• [Problem to work on]: Produce the listing below again, exactly as shown.

————

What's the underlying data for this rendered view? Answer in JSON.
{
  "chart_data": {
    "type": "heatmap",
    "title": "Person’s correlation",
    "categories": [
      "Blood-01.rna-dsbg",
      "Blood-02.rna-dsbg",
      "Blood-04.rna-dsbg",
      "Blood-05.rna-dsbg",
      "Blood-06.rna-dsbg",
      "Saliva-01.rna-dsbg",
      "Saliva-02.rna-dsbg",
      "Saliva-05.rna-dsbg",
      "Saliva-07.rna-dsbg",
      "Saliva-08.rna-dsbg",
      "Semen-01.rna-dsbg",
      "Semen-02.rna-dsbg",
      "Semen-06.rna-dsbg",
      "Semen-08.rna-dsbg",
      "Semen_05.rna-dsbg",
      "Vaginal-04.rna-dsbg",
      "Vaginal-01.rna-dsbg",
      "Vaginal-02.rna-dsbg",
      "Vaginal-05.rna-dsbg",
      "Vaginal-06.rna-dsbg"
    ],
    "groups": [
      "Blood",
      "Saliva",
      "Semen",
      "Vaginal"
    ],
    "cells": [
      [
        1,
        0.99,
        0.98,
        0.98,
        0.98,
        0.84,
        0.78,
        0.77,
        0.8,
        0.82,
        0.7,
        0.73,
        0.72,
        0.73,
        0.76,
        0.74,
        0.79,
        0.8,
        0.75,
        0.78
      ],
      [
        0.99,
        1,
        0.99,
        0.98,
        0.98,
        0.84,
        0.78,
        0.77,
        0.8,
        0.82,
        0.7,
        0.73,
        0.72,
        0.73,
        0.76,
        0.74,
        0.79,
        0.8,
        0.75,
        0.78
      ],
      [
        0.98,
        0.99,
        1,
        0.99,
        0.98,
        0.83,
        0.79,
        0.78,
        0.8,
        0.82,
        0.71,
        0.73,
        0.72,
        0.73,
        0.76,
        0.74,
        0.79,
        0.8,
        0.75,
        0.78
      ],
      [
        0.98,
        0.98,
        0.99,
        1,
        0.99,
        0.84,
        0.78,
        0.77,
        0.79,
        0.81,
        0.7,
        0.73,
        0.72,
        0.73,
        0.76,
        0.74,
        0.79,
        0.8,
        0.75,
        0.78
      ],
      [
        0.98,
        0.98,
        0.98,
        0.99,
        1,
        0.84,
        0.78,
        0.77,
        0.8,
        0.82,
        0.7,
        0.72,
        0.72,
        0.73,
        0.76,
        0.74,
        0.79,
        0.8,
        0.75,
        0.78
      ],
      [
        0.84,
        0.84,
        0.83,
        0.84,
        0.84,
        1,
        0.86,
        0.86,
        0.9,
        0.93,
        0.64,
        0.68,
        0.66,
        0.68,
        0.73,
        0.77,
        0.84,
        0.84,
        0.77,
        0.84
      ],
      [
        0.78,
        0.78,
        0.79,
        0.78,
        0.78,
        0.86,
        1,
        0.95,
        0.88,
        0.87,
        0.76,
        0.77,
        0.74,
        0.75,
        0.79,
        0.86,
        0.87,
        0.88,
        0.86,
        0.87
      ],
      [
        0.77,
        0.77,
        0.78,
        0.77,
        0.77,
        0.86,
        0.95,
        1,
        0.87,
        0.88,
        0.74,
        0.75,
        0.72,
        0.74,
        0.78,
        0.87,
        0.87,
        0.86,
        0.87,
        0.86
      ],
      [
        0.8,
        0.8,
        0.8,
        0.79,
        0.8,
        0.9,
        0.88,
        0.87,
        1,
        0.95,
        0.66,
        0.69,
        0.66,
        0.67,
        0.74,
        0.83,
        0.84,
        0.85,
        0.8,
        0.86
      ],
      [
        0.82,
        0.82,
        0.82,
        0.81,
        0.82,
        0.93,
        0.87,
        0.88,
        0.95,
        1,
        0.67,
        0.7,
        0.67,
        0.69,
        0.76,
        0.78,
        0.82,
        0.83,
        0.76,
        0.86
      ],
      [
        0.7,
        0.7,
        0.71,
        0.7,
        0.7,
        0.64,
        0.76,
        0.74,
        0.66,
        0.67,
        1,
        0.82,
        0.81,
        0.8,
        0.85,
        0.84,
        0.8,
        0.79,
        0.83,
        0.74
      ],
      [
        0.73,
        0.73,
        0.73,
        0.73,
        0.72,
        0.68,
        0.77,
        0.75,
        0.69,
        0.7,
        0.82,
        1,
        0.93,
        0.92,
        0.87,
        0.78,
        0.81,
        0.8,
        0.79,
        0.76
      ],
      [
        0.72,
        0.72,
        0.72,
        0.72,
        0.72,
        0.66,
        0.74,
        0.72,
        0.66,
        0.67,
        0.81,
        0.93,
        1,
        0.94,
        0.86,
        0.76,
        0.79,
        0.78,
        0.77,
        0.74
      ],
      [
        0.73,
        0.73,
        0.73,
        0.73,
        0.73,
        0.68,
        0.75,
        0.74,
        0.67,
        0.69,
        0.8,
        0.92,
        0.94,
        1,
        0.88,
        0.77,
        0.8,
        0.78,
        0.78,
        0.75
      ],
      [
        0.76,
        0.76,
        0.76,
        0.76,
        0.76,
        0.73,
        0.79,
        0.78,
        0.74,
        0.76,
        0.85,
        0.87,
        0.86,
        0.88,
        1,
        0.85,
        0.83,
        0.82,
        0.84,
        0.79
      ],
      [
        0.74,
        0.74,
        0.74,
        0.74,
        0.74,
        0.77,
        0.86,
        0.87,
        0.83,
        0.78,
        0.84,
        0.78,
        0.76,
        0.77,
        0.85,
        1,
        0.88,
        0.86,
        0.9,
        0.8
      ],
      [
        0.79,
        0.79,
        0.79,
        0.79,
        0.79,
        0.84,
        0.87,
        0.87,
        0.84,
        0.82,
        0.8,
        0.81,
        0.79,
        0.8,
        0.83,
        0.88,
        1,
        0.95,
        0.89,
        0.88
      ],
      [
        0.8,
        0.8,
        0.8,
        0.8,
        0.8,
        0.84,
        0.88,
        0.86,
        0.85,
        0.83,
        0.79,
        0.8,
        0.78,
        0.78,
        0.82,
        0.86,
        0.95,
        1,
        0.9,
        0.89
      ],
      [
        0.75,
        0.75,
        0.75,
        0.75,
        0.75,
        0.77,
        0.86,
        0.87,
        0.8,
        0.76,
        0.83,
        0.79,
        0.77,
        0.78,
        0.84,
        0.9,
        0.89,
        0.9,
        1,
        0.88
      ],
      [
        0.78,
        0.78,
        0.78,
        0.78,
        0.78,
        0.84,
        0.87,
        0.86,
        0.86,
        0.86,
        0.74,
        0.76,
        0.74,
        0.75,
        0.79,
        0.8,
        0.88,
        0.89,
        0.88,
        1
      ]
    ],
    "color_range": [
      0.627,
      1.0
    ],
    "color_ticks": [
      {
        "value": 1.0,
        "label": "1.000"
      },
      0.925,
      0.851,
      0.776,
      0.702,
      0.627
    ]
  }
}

————

• [Expected answer]:
What's the underlying data for this rendered view? Answer in JSON.
{
  "chart_data": {
    "type": "heatmap",
    "title": "Person’s correlation",
    "categories": [
      "Blood-01.rna-dsbg",
      "Blood-02.rna-dsbg",
      "Blood-04.rna-dsbg",
      "Blood-05.rna-dsbg",
      "Blood-06.rna-dsbg",
      "Saliva-01.rna-dsbg",
      "Saliva-02.rna-dsbg",
      "Saliva-05.rna-dsbg",
      "Saliva-07.rna-dsbg",
      "Saliva-08.rna-dsbg",
      "Semen-01.rna-dsbg",
      "Semen-02.rna-dsbg",
      "Semen-06.rna-dsbg",
      "Semen-08.rna-dsbg",
      "Semen_05.rna-dsbg",
      "Vaginal-04.rna-dsbg",
      "Vaginal-01.rna-dsbg",
      "Vaginal-02.rna-dsbg",
      "Vaginal-05.rna-dsbg",
      "Vaginal-06.rna-dsbg"
    ],
    "groups": [
      "Blood",
      "Saliva",
      "Semen",
      "Vaginal"
    ],
    "cells": [
      [
        1,
        0.99,
        0.98,
        0.98,
        0.98,
        0.84,
        0.78,
        0.77,
        0.8,
        0.82,
        0.7,
        0.73,
        0.72,
        0.73,
        0.76,
        0.74,
        0.79,
        0.8,
        0.75,
        0.78
      ],
      [
        0.99,
        1,
        0.99,
        0.98,
        0.98,
        0.84,
        0.78,
        0.77,
        0.8,
        0.82,
        0.7,
        0.73,
        0.72,
        0.73,
        0.76,
        0.74,
        0.79,
        0.8,
        0.75,
        0.78
      ],
      [
        0.98,
        0.99,
        1,
        0.99,
        0.98,
        0.83,
        0.79,
        0.78,
        0.8,
        0.82,
        0.71,
        0.73,
        0.72,
        0.73,
        0.76,
        0.74,
        0.79,
        0.8,
        0.75,
        0.78
      ],
      [
        0.98,
        0.98,
        0.99,
        1,
        0.99,
        0.84,
        0.78,
        0.77,
        0.79,
        0.81,
        0.7,
        0.73,
        0.72,
        0.73,
        0.76,
        0.74,
        0.79,
        0.8,
        0.75,
        0.78
      ],
      [
        0.98,
        0.98,
        0.98,
        0.99,
        1,
        0.84,
        0.78,
        0.77,
        0.8,
        0.82,
        0.7,
        0.72,
        0.72,
        0.73,
        0.76,
        0.74,
        0.79,
        0.8,
        0.75,
        0.78
      ],
      [
        0.84,
        0.84,
        0.83,
        0.84,
        0.84,
        1,
        0.86,
        0.86,
        0.9,
        0.93,
        0.64,
        0.68,
        0.66,
        0.68,
        0.73,
        0.77,
        0.84,
        0.84,
        0.77,
        0.84
      ],
      [
        0.78,
        0.78,
        0.79,
        0.78,
        0.78,
        0.86,
        1,
        0.95,
        0.88,
        0.87,
        0.76,
        0.77,
        0.74,
        0.75,
        0.79,
        0.86,
        0.87,
        0.88,
        0.86,
        0.87
      ],
      [
        0.77,
        0.77,
        0.78,
        0.77,
        0.77,
        0.86,
        0.95,
        1,
        0.87,
        0.88,
        0.74,
        0.75,
        0.72,
        0.74,
        0.78,
        0.87,
        0.87,
        0.86,
        0.87,
        0.86
      ],
      [
        0.8,
        0.8,
        0.8,
        0.79,
        0.8,
        0.9,
        0.88,
        0.87,
        1,
        0.95,
        0.66,
        0.69,
        0.66,
        0.67,
        0.74,
        0.83,
        0.84,
        0.85,
        0.8,
        0.86
      ],
      [
        0.82,
        0.82,
        0.82,
        0.81,
        0.82,
        0.93,
        0.87,
        0.88,
        0.95,
        1,
        0.67,
        0.7,
        0.67,
        0.69,
        0.76,
        0.78,
        0.82,
        0.83,
        0.76,
        0.86
      ],
      [
        0.7,
        0.7,
        0.71,
        0.7,
        0.7,
        0.64,
        0.76,
        0.74,
        0.66,
        0.67,
        1,
        0.82,
        0.81,
        0.8,
        0.85,
        0.84,
        0.8,
        0.79,
        0.83,
        0.74
      ],
      [
        0.73,
        0.73,
        0.73,
        0.73,
        0.72,
        0.68,
        0.77,
        0.75,
        0.69,
        0.7,
        0.82,
        1,
        0.93,
        0.92,
        0.87,
        0.78,
        0.81,
        0.8,
        0.79,
        0.76
      ],
      [
        0.72,
        0.72,
        0.72,
        0.72,
        0.72,
        0.66,
        0.74,
        0.72,
        0.66,
        0.67,
        0.81,
        0.93,
        1,
        0.94,
        0.86,
        0.76,
        0.79,
        0.78,
        0.77,
        0.74
      ],
      [
        0.73,
        0.73,
        0.73,
        0.73,
        0.73,
        0.68,
        0.75,
        0.74,
        0.67,
        0.69,
        0.8,
        0.92,
        0.94,
        1,
        0.88,
        0.77,
        0.8,
        0.78,
        0.78,
        0.75
      ],
      [
        0.76,
        0.76,
        0.76,
        0.76,
        0.76,
        0.73,
        0.79,
        0.78,
        0.74,
        0.76,
        0.85,
        0.87,
        0.86,
        0.88,
        1,
        0.85,
        0.83,
        0.82,
        0.84,
        0.79
      ],
      [
        0.74,
        0.74,
        0.74,
        0.74,
        0.74,
        0.77,
        0.86,
        0.87,
        0.83,
        0.78,
        0.84,
        0.78,
        0.76,
        0.77,
        0.85,
        1,
        0.88,
        0.86,
        0.9,
        0.8
      ],
      [
        0.79,
        0.79,
        0.79,
        0.79,
        0.79,
        0.84,
        0.87,
        0.87,
        0.84,
        0.82,
        0.8,
        0.81,
        0.79,
        0.8,
        0.83,
        0.88,
        1,
        0.95,
        0.89,
        0.88
      ],
      [
        0.8,
        0.8,
        0.8,
        0.8,
        0.8,
        0.84,
        0.88,
        0.86,
        0.85,
        0.83,
        0.79,
        0.8,
        0.78,
        0.78,
        0.82,
        0.86,
        0.95,
        1,
        0.9,
        0.89
      ],
      [
        0.75,
        0.75,
        0.75,
        0.75,
        0.75,
        0.77,
        0.86,
        0.87,
        0.8,
        0.76,
        0.83,
        0.79,
        0.77,
        0.78,
        0.84,
        0.9,
        0.89,
        0.9,
        1,
        0.88
      ],
      [
        0.78,
        0.78,
        0.78,
        0.78,
        0.78,
        0.84,
        0.87,
        0.86,
        0.86,
        0.86,
        0.74,
        0.76,
        0.74,
        0.75,
        0.79,
        0.8,
        0.88,
        0.89,
        0.88,
        1
      ]
    ],
    "color_range": [
      0.627,
      1.0
    ],
    "color_ticks": [
      {
        "value": 1.0,
        "label": "1.000"
      },
      0.925,
      0.851,
      0.776,
      0.702,
      0.627
    ]
  }
}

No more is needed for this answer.